▶ _What is expected_
Type out all the records word for word. Any pictures are to be left out.
++++ Records to process ++++
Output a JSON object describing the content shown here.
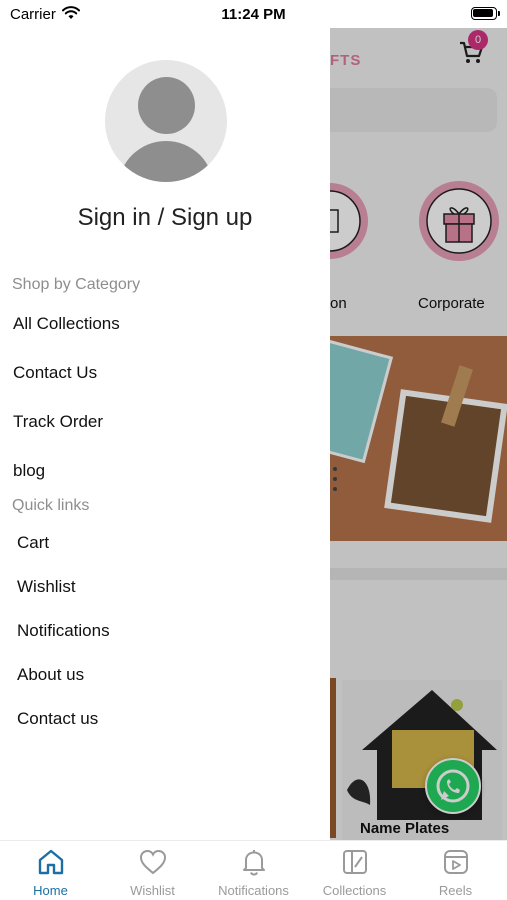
{
  "status_bar": {
    "carrier": "Carrier",
    "time": "11:24 PM"
  },
  "background_app": {
    "logo_fragment": "FTS",
    "cart_count": "0",
    "categories": [
      {
        "label": "on"
      },
      {
        "label": "Corporate"
      }
    ],
    "product_label": "Name Plates"
  },
  "drawer": {
    "signin_label": "Sign in / Sign up",
    "shop_section_title": "Shop by Category",
    "shop_items": [
      {
        "label": "All Collections"
      },
      {
        "label": "Contact Us"
      },
      {
        "label": "Track Order"
      },
      {
        "label": "blog"
      }
    ],
    "quick_section_title": "Quick links",
    "quick_items": [
      {
        "label": "Cart"
      },
      {
        "label": "Wishlist"
      },
      {
        "label": "Notifications"
      },
      {
        "label": "About us"
      },
      {
        "label": "Contact us"
      }
    ]
  },
  "tab_bar": {
    "active_color": "#1c6ea4",
    "inactive_color": "#9a9a9a",
    "tabs": [
      {
        "label": "Home",
        "icon": "home-icon",
        "active": true
      },
      {
        "label": "Wishlist",
        "icon": "heart-icon",
        "active": false
      },
      {
        "label": "Notifications",
        "icon": "bell-icon",
        "active": false
      },
      {
        "label": "Collections",
        "icon": "collections-icon",
        "active": false
      },
      {
        "label": "Reels",
        "icon": "reels-icon",
        "active": false
      }
    ]
  }
}
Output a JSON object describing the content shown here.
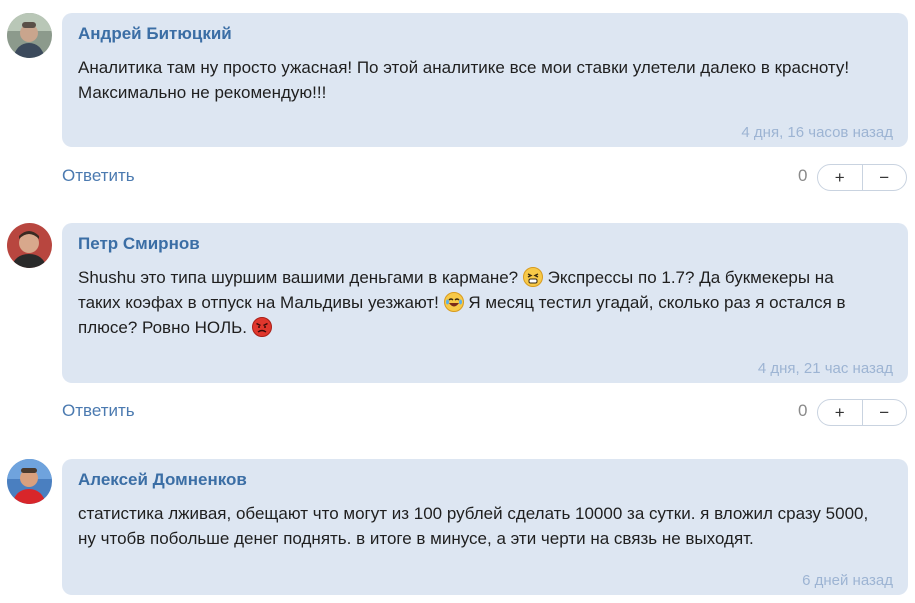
{
  "comments": [
    {
      "author": "Андрей Битюцкий",
      "lines": [
        "Аналитика там ну просто ужасная! По этой аналитике все мои ставки улетели далеко в красноту!",
        "Максимально не рекомендую!!!"
      ],
      "time": "4 дня, 16 часов назад",
      "reply_label": "Ответить",
      "votes": "0",
      "plus": "+",
      "minus": "−",
      "avatar_icon": "user-avatar-photo"
    },
    {
      "author": "Петр Смирнов",
      "lines": [
        "Shushu это типа шуршим вашими деньгами в кармане?",
        "Экспрессы по 1.7? Да букмекеры на",
        "таких коэфах в отпуск на Мальдивы уезжают!",
        "Я месяц тестил угадай, сколько раз я остался в",
        "плюсе? Ровно НОЛЬ."
      ],
      "time": "4 дня, 21 час назад",
      "reply_label": "Ответить",
      "votes": "0",
      "plus": "+",
      "minus": "−",
      "avatar_icon": "user-avatar-photo"
    },
    {
      "author": "Алексей Домненков",
      "lines": [
        "статистика лживая, обещают что могут из 100 рублей сделать 10000 за сутки. я вложил сразу 5000,",
        "ну чтобв побольше денег поднять. в итоге в минусе, а эти черти на связь не выходят."
      ],
      "time": "6 дней назад",
      "avatar_icon": "user-avatar-photo"
    }
  ],
  "colors": {
    "bubble": "#dde6f2",
    "author": "#3b6ea5",
    "time": "#9db4d3",
    "reply": "#4b7ab0"
  }
}
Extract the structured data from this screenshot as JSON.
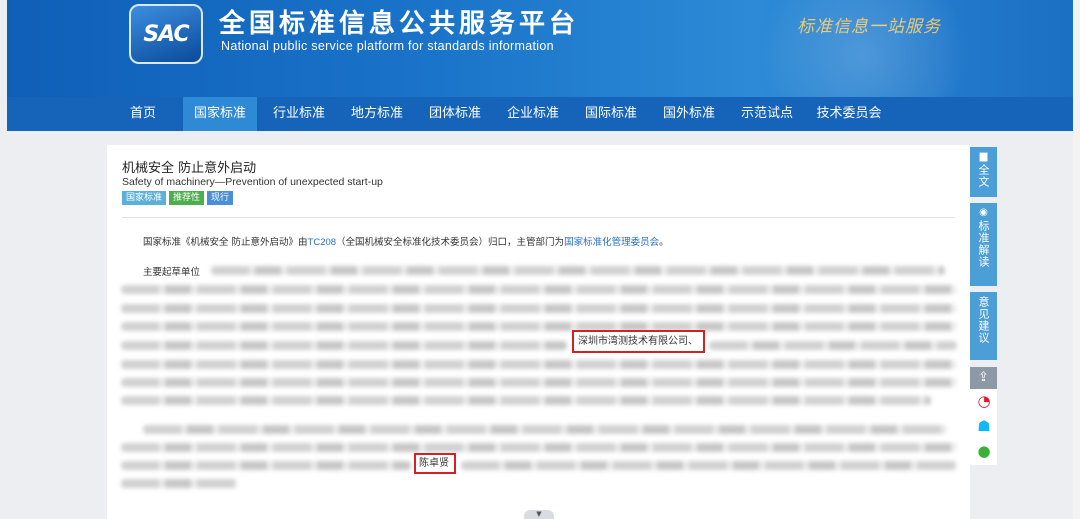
++++
▶ _Correct response_
Output a JSON object describing the content shown here.
{
  "status_bar": {
    "carrier": "Carrier",
    "time": "11:24 PM"
  },
  "background_app": {
    "logo_fragment": "FTS",
    "cart_count": "0",
    "categories": [
      {
        "label": "on"
      },
      {
        "label": "Corporate"
      }
    ],
    "product_label": "Name Plates"
  },
  "drawer": {
    "signin_label": "Sign in / Sign up",
    "shop_section_title": "Shop by Category",
    "shop_items": [
      {
        "label": "All Collections"
      },
      {
        "label": "Contact Us"
      },
      {
        "label": "Track Order"
      },
      {
        "label": "blog"
      }
    ],
    "quick_section_title": "Quick links",
    "quick_items": [
      {
        "label": "Cart"
      },
      {
        "label": "Wishlist"
      },
      {
        "label": "Notifications"
      },
      {
        "label": "About us"
      },
      {
        "label": "Contact us"
      }
    ]
  },
  "tab_bar": {
    "active_color": "#1c6ea4",
    "inactive_color": "#9a9a9a",
    "tabs": [
      {
        "label": "Home",
        "icon": "home-icon",
        "active": true
      },
      {
        "label": "Wishlist",
        "icon": "heart-icon",
        "active": false
      },
      {
        "label": "Notifications",
        "icon": "bell-icon",
        "active": false
      },
      {
        "label": "Collections",
        "icon": "collections-icon",
        "active": false
      },
      {
        "label": "Reels",
        "icon": "reels-icon",
        "active": false
      }
    ]
  }
}
Output a JSON object describing the content shown here.
{
  "comments": [
    {
      "author": "Андрей Битюцкий",
      "lines": [
        "Аналитика там ну просто ужасная! По этой аналитике все мои ставки улетели далеко в красноту!",
        "Максимально не рекомендую!!!"
      ],
      "time": "4 дня, 16 часов назад",
      "reply_label": "Ответить",
      "votes": "0",
      "plus": "+",
      "minus": "−",
      "avatar_icon": "user-avatar-photo"
    },
    {
      "author": "Петр Смирнов",
      "lines": [
        "Shushu это типа шуршим вашими деньгами в кармане?",
        "Экспрессы по 1.7? Да букмекеры на",
        "таких коэфах в отпуск на Мальдивы уезжают!",
        "Я месяц тестил угадай, сколько раз я остался в",
        "плюсе? Ровно НОЛЬ."
      ],
      "time": "4 дня, 21 час назад",
      "reply_label": "Ответить",
      "votes": "0",
      "plus": "+",
      "minus": "−",
      "avatar_icon": "user-avatar-photo"
    },
    {
      "author": "Алексей Домненков",
      "lines": [
        "статистика лживая, обещают что могут из 100 рублей сделать 10000 за сутки. я вложил сразу 5000,",
        "ну чтобв побольше денег поднять. в итоге в минусе, а эти черти на связь не выходят."
      ],
      "time": "6 дней назад",
      "avatar_icon": "user-avatar-photo"
    }
  ],
  "colors": {
    "bubble": "#dde6f2",
    "author": "#3b6ea5",
    "time": "#9db4d3",
    "reply": "#4b7ab0"
  }
}
Extract the structured data from this screenshot as JSON.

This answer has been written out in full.